** Start of Provided records **

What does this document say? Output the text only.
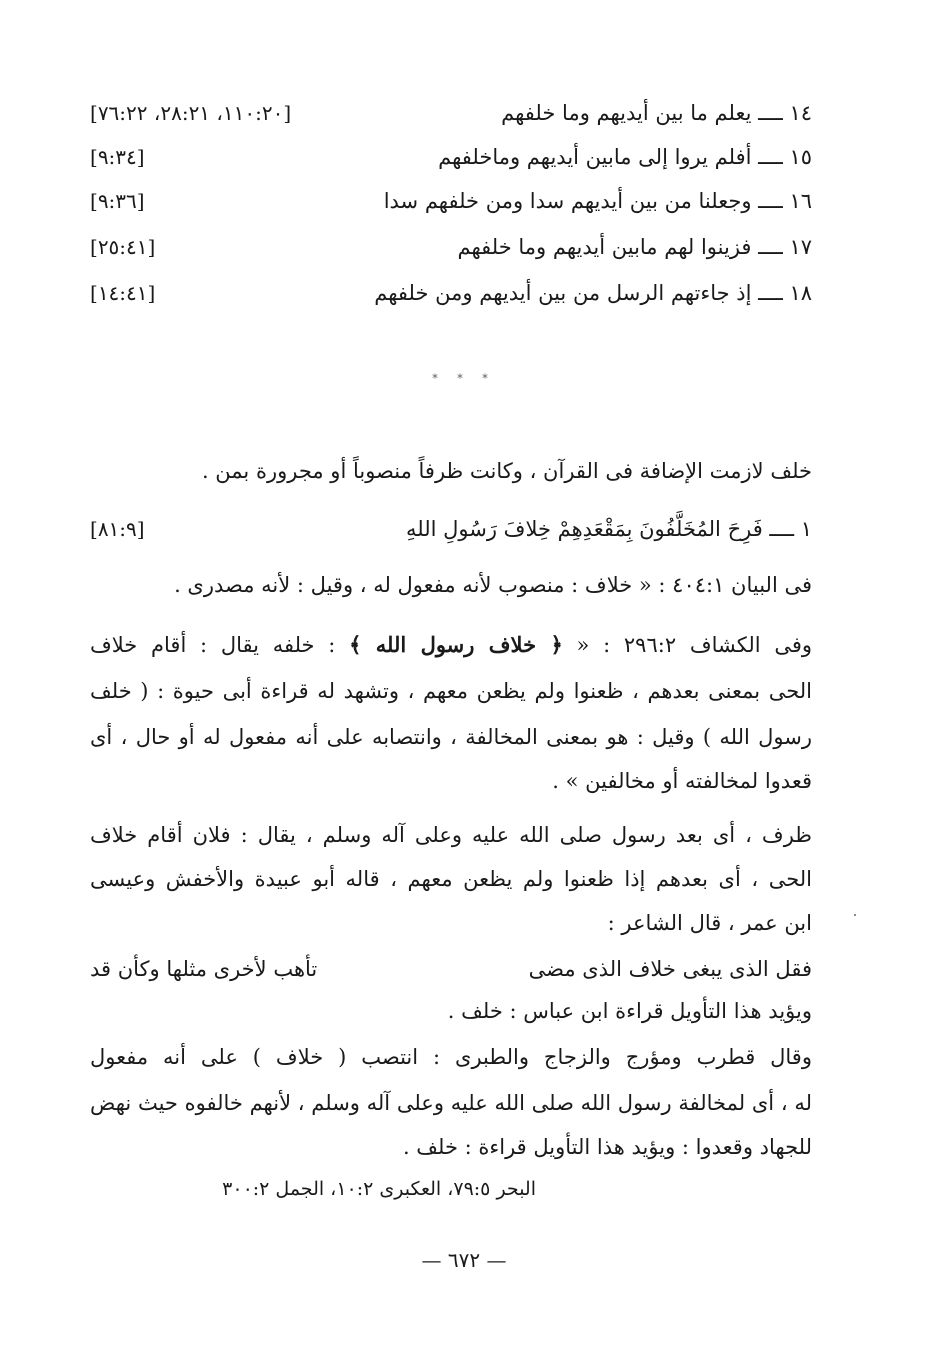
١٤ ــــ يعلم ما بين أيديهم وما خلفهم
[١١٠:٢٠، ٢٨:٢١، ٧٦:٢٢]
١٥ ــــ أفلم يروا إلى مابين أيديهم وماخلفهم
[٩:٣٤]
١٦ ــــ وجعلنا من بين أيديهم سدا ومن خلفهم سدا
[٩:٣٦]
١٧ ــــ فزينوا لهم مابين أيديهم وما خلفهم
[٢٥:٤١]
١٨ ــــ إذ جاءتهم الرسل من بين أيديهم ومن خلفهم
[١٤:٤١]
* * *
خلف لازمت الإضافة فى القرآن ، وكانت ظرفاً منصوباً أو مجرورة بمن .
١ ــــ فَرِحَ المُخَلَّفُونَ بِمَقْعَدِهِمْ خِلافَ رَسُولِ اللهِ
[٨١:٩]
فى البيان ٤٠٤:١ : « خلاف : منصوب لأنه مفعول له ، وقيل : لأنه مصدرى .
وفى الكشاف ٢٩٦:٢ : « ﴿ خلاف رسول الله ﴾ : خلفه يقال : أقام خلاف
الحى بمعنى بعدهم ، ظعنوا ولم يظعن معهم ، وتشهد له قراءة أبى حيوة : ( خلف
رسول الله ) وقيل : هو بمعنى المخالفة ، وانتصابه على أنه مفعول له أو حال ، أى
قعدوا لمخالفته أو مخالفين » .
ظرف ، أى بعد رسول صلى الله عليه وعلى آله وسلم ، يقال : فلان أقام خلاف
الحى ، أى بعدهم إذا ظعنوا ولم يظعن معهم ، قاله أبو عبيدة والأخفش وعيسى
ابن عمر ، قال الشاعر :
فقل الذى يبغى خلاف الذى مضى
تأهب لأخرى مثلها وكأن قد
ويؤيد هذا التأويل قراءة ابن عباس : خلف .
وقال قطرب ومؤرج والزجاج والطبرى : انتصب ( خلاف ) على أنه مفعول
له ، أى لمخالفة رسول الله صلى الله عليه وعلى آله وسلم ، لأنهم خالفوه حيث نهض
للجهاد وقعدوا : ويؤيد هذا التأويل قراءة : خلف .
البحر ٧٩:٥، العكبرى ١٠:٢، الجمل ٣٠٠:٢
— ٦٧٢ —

** End of Provided records **
** Start of Provided records **

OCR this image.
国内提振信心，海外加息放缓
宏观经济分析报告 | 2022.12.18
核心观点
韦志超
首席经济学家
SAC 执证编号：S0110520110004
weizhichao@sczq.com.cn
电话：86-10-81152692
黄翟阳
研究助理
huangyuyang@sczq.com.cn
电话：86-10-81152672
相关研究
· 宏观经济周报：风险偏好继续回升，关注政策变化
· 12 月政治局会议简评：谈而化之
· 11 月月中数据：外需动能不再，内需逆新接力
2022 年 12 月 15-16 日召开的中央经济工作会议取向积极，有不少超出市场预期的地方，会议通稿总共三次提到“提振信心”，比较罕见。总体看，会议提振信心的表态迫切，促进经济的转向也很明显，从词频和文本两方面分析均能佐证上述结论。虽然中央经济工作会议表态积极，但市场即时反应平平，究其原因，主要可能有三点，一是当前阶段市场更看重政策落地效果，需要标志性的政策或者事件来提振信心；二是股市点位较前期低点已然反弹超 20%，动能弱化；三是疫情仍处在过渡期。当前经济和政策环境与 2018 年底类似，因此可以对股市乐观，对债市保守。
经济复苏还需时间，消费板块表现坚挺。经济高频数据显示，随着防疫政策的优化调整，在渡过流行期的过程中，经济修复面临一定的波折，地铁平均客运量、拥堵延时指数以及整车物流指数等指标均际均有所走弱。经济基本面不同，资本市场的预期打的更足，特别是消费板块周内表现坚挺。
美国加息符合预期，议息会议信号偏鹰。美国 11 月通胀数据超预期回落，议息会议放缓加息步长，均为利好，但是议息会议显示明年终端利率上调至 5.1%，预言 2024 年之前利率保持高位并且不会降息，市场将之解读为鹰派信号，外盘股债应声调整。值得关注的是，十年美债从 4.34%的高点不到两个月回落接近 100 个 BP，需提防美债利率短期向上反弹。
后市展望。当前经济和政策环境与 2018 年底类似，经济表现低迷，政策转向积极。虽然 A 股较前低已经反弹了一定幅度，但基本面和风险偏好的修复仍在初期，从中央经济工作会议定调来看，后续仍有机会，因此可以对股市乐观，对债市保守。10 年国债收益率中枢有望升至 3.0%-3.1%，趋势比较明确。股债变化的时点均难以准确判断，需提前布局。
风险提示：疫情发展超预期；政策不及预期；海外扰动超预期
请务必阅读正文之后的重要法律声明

** End of Provided records **

## Given task
Go over the records above line by line and count those holding the word "当前经济和政策环境与". Reply only with the number.

## Solution to the exercise
2